- **Exercise objective**
Your answer should consist of the lines in the following data that contain "meiosis".

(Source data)

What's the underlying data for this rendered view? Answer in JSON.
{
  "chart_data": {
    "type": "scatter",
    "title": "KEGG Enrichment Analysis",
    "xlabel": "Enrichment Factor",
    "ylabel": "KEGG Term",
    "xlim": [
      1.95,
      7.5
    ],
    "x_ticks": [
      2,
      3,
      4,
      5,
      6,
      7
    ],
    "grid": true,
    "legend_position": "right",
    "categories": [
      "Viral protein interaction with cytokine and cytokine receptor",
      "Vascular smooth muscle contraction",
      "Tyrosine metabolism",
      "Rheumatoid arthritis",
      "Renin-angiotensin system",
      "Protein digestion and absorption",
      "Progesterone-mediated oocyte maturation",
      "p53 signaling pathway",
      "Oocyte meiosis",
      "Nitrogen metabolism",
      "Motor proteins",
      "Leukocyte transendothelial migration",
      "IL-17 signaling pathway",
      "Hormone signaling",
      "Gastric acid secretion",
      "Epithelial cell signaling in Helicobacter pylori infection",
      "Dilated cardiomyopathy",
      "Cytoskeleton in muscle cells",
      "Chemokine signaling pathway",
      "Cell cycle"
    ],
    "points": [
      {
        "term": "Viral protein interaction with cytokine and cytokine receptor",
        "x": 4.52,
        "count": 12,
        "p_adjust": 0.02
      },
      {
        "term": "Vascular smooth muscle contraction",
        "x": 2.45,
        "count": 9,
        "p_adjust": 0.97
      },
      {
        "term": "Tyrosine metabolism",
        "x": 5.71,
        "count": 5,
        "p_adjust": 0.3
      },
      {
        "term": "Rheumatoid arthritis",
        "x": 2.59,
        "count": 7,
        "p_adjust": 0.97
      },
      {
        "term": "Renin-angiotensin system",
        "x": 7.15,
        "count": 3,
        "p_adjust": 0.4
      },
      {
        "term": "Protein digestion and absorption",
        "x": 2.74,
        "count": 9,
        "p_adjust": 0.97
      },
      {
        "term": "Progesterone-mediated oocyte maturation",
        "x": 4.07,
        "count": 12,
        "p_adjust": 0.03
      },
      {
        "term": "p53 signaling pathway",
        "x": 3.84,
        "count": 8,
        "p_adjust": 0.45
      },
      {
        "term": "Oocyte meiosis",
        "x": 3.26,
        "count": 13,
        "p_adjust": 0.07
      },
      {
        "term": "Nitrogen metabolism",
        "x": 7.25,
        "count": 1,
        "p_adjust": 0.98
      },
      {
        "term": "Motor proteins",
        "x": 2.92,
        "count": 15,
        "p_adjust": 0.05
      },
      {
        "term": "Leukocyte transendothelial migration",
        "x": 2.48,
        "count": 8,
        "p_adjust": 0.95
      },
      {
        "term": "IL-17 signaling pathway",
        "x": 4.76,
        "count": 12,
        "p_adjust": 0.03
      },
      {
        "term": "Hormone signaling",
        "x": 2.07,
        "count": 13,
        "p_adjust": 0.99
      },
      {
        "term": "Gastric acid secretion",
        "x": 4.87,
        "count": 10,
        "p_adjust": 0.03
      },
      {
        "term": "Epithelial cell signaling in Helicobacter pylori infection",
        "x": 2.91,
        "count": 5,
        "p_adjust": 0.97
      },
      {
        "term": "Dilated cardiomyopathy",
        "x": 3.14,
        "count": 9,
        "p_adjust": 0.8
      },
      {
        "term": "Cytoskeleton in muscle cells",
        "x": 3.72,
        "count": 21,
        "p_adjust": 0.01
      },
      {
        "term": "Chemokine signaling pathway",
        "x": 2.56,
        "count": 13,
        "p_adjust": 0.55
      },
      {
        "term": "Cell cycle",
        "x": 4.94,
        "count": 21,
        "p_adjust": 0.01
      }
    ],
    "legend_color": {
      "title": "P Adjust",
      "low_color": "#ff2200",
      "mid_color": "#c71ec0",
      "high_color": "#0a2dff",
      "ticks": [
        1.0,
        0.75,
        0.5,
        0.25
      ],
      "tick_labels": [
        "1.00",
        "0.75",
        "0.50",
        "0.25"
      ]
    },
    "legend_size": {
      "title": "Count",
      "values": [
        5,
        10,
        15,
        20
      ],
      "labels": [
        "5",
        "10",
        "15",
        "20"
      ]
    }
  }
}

- **Written response**
      "Oocyte meiosis",
        "term": "Oocyte meiosis",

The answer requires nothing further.